-- Begin Given data --
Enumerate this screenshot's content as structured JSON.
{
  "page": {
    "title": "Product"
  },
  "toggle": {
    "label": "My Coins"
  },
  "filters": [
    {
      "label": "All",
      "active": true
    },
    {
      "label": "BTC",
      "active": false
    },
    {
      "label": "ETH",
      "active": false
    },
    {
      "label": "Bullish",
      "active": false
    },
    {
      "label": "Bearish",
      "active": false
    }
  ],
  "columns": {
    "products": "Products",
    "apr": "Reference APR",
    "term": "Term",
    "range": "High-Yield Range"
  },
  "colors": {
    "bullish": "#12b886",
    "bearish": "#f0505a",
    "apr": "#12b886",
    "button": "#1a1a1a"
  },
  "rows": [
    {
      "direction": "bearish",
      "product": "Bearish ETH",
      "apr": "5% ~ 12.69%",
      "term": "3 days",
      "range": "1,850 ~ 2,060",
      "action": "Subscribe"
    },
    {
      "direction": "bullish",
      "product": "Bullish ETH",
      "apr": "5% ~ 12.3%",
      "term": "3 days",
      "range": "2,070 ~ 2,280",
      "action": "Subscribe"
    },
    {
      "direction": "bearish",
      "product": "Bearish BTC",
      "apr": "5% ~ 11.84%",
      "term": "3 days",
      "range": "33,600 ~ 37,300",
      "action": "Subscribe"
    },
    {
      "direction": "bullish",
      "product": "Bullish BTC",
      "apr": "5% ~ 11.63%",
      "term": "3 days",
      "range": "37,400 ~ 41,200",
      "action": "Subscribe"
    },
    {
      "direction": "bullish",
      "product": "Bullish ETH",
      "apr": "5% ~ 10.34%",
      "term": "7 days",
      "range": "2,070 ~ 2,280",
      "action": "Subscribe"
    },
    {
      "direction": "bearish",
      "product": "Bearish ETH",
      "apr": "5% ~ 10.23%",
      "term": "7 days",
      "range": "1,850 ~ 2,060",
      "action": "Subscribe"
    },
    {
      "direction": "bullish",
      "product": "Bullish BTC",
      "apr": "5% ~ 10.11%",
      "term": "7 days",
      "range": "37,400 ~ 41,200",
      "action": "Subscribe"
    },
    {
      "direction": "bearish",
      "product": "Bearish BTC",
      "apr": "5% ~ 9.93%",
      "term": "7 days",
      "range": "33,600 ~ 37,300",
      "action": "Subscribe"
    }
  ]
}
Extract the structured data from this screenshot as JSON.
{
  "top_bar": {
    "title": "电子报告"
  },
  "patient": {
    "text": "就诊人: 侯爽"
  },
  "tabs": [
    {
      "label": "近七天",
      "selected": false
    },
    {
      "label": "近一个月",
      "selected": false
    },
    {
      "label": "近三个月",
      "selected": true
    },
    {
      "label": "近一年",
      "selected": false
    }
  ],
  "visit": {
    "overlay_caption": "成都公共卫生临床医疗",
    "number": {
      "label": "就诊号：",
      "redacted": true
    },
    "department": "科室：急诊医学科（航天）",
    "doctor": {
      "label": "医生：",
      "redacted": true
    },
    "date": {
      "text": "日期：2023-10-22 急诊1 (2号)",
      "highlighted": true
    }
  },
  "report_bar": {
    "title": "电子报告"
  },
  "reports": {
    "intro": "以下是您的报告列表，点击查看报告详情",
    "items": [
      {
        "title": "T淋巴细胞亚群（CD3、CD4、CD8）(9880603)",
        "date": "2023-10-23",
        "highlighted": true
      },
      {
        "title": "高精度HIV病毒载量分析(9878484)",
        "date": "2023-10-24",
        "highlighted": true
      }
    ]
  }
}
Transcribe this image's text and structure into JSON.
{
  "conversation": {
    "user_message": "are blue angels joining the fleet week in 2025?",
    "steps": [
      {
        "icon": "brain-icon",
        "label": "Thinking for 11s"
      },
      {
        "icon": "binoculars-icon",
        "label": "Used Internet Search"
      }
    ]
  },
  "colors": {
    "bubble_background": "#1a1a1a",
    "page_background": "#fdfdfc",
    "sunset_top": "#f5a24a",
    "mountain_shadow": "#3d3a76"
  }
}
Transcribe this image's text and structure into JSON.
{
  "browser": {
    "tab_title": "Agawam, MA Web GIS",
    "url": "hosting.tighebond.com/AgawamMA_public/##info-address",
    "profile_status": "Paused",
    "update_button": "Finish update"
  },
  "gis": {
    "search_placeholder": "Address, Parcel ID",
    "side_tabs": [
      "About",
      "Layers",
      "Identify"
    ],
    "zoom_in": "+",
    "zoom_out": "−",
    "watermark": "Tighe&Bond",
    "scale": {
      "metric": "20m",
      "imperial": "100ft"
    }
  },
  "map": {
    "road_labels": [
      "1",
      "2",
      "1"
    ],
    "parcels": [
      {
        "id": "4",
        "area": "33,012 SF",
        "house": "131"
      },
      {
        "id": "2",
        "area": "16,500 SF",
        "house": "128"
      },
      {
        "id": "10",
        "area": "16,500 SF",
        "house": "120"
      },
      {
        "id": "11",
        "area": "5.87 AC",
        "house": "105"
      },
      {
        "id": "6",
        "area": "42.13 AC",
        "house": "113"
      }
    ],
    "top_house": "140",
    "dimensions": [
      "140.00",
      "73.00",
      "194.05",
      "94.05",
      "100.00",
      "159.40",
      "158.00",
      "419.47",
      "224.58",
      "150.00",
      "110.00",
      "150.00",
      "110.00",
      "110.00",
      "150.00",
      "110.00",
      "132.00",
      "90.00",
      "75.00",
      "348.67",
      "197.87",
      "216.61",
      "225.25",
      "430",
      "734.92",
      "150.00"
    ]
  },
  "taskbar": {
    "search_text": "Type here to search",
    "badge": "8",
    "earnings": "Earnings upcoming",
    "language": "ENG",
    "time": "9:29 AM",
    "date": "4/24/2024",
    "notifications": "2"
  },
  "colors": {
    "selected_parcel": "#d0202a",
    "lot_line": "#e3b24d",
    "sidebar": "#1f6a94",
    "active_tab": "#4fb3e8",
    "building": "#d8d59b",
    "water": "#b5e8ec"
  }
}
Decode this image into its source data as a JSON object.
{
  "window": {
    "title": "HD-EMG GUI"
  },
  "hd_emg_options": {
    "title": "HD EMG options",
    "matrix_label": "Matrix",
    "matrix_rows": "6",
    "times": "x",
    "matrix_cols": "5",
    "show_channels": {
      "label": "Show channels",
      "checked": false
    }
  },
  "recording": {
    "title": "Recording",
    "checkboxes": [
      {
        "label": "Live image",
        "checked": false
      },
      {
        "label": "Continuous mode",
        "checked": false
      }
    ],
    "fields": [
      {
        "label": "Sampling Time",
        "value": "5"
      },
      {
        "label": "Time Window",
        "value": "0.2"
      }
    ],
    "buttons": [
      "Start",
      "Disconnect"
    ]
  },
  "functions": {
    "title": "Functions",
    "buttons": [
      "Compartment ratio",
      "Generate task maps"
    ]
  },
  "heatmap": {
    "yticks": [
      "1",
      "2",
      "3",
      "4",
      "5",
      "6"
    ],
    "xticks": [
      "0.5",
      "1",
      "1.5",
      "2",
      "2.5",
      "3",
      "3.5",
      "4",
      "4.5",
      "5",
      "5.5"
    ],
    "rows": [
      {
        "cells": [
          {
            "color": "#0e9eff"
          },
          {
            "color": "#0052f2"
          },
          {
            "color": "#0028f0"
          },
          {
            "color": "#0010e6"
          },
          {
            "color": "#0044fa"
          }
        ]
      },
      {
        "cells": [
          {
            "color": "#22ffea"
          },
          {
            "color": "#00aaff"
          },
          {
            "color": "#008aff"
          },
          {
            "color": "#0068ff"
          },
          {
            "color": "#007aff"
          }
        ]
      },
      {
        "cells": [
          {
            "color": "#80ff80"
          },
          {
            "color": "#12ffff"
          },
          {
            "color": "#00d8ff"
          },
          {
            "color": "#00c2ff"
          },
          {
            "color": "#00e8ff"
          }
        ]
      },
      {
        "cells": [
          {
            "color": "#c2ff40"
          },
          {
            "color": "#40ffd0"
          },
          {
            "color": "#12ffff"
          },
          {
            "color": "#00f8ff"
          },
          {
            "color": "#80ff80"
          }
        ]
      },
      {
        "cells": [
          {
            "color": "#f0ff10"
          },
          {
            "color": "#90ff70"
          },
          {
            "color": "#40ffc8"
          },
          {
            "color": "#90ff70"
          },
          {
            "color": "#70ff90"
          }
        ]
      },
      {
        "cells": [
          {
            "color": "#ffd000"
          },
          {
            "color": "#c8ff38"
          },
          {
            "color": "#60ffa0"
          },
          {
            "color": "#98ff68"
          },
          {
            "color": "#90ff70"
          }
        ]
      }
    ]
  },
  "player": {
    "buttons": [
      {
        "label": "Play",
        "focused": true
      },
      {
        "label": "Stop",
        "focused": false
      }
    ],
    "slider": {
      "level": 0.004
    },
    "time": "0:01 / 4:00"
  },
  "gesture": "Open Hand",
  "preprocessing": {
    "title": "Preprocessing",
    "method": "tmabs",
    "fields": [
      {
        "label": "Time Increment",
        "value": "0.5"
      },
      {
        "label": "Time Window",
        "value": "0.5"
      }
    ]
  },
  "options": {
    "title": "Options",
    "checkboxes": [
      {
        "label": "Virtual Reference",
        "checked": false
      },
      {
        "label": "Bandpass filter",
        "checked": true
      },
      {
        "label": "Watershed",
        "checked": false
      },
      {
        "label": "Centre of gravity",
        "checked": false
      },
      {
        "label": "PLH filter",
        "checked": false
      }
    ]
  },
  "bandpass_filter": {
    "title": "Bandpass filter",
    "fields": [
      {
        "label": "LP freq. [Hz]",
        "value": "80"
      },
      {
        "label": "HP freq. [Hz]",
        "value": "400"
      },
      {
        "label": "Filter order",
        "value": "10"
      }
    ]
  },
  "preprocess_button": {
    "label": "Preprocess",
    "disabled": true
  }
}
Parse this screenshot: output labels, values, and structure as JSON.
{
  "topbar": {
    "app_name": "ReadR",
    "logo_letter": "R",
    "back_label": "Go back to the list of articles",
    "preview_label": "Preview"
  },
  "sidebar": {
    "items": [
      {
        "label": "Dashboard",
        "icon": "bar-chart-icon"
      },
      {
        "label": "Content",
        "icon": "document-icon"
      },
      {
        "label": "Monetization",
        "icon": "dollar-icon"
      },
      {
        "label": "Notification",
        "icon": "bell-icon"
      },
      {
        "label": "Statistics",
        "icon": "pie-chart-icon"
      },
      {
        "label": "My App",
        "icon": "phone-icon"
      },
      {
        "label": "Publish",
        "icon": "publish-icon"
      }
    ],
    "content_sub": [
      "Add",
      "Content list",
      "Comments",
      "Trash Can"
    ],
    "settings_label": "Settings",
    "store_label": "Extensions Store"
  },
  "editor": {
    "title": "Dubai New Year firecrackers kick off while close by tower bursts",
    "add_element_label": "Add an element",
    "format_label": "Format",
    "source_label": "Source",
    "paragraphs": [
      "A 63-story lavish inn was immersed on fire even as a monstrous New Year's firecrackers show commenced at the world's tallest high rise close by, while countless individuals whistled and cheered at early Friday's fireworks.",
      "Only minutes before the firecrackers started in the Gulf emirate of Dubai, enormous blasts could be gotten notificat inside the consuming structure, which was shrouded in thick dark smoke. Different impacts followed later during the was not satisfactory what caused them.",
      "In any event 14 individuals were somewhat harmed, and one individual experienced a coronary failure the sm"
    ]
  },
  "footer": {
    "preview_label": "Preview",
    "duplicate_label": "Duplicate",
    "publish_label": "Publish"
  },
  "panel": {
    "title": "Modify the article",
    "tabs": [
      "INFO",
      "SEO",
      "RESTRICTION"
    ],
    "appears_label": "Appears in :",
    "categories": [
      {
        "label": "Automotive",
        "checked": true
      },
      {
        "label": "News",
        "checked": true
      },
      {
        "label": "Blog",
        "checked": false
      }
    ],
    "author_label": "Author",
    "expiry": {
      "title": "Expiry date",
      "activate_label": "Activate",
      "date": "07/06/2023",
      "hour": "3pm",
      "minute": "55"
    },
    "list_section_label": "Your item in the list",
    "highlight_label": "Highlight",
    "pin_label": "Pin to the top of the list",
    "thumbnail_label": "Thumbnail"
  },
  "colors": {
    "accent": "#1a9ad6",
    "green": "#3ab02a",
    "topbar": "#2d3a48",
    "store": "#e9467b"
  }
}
-- End Given data --
- _What is required_
Find how many lines in the material hold the word "area" and state that number alone.

- _Solution to this task_
5